PROMPT :: Set down the records once more, please, exactly and with the pictures left out.

##### DATA FOR THE TASK #####

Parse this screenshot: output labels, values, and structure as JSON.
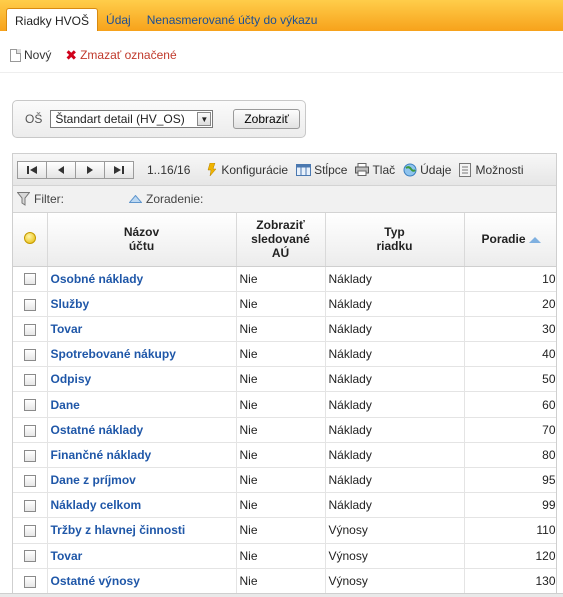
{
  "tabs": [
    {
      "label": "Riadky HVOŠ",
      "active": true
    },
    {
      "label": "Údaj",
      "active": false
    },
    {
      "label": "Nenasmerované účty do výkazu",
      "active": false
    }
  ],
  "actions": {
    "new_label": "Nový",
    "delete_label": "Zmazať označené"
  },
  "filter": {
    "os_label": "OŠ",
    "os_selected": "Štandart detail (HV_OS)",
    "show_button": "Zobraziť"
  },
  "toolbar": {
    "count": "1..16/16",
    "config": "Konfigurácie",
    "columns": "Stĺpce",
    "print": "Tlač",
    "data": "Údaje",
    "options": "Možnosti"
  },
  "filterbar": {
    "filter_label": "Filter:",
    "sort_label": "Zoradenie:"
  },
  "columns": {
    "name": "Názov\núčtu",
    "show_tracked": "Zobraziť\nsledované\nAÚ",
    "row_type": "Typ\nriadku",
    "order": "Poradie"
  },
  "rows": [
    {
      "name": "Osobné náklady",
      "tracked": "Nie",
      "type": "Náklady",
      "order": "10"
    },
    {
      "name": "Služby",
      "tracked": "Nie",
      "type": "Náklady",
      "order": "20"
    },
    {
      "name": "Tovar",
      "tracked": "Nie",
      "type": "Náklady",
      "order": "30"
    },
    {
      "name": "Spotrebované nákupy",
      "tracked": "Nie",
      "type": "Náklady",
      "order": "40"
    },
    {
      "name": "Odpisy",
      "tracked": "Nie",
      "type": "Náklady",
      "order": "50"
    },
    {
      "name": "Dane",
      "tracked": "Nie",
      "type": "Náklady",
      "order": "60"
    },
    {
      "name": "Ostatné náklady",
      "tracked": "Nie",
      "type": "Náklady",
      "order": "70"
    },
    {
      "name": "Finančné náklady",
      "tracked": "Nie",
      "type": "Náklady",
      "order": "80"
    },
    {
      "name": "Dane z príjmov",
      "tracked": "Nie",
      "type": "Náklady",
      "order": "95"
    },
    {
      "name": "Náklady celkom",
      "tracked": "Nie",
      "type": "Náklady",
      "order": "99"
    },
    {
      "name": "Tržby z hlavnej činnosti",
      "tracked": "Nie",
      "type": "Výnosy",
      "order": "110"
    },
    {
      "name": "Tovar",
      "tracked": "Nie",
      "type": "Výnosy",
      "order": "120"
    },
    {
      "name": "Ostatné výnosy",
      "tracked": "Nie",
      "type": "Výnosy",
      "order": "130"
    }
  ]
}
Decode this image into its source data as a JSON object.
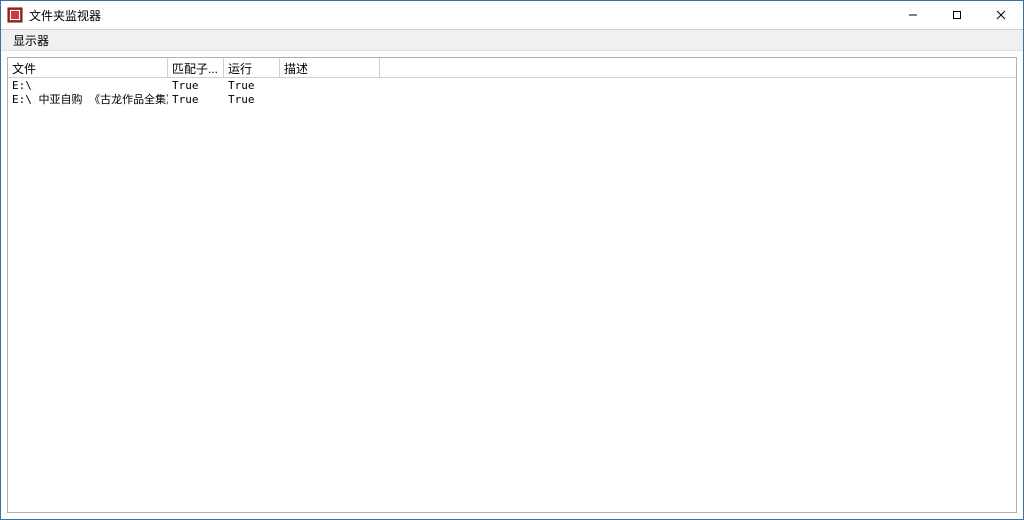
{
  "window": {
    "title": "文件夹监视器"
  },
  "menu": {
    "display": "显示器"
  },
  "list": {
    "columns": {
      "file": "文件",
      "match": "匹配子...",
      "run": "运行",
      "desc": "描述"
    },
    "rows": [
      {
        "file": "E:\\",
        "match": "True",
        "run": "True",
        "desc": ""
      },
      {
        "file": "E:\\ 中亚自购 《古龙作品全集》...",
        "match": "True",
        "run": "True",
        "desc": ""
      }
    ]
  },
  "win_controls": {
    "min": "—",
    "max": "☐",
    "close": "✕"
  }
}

#####

FULL SOLUTION ::
Parse this screenshot: output labels, values, and structure as JSON.
{
  "tabs": [
    {
      "label": "Riadky HVOŠ",
      "active": true
    },
    {
      "label": "Údaj",
      "active": false
    },
    {
      "label": "Nenasmerované účty do výkazu",
      "active": false
    }
  ],
  "actions": {
    "new_label": "Nový",
    "delete_label": "Zmazať označené"
  },
  "filter": {
    "os_label": "OŠ",
    "os_selected": "Štandart detail (HV_OS)",
    "show_button": "Zobraziť"
  },
  "toolbar": {
    "count": "1..16/16",
    "config": "Konfigurácie",
    "columns": "Stĺpce",
    "print": "Tlač",
    "data": "Údaje",
    "options": "Možnosti"
  },
  "filterbar": {
    "filter_label": "Filter:",
    "sort_label": "Zoradenie:"
  },
  "columns": {
    "name": "Názov\núčtu",
    "show_tracked": "Zobraziť\nsledované\nAÚ",
    "row_type": "Typ\nriadku",
    "order": "Poradie"
  },
  "rows": [
    {
      "name": "Osobné náklady",
      "tracked": "Nie",
      "type": "Náklady",
      "order": "10"
    },
    {
      "name": "Služby",
      "tracked": "Nie",
      "type": "Náklady",
      "order": "20"
    },
    {
      "name": "Tovar",
      "tracked": "Nie",
      "type": "Náklady",
      "order": "30"
    },
    {
      "name": "Spotrebované nákupy",
      "tracked": "Nie",
      "type": "Náklady",
      "order": "40"
    },
    {
      "name": "Odpisy",
      "tracked": "Nie",
      "type": "Náklady",
      "order": "50"
    },
    {
      "name": "Dane",
      "tracked": "Nie",
      "type": "Náklady",
      "order": "60"
    },
    {
      "name": "Ostatné náklady",
      "tracked": "Nie",
      "type": "Náklady",
      "order": "70"
    },
    {
      "name": "Finančné náklady",
      "tracked": "Nie",
      "type": "Náklady",
      "order": "80"
    },
    {
      "name": "Dane z príjmov",
      "tracked": "Nie",
      "type": "Náklady",
      "order": "95"
    },
    {
      "name": "Náklady celkom",
      "tracked": "Nie",
      "type": "Náklady",
      "order": "99"
    },
    {
      "name": "Tržby z hlavnej činnosti",
      "tracked": "Nie",
      "type": "Výnosy",
      "order": "110"
    },
    {
      "name": "Tovar",
      "tracked": "Nie",
      "type": "Výnosy",
      "order": "120"
    },
    {
      "name": "Ostatné výnosy",
      "tracked": "Nie",
      "type": "Výnosy",
      "order": "130"
    }
  ]
}
Decode this image into its source data as a JSON object.
{
  "window": {
    "title": "文件夹监视器"
  },
  "menu": {
    "display": "显示器"
  },
  "list": {
    "columns": {
      "file": "文件",
      "match": "匹配子...",
      "run": "运行",
      "desc": "描述"
    },
    "rows": [
      {
        "file": "E:\\",
        "match": "True",
        "run": "True",
        "desc": ""
      },
      {
        "file": "E:\\ 中亚自购 《古龙作品全集》...",
        "match": "True",
        "run": "True",
        "desc": ""
      }
    ]
  },
  "win_controls": {
    "min": "—",
    "max": "☐",
    "close": "✕"
  }
}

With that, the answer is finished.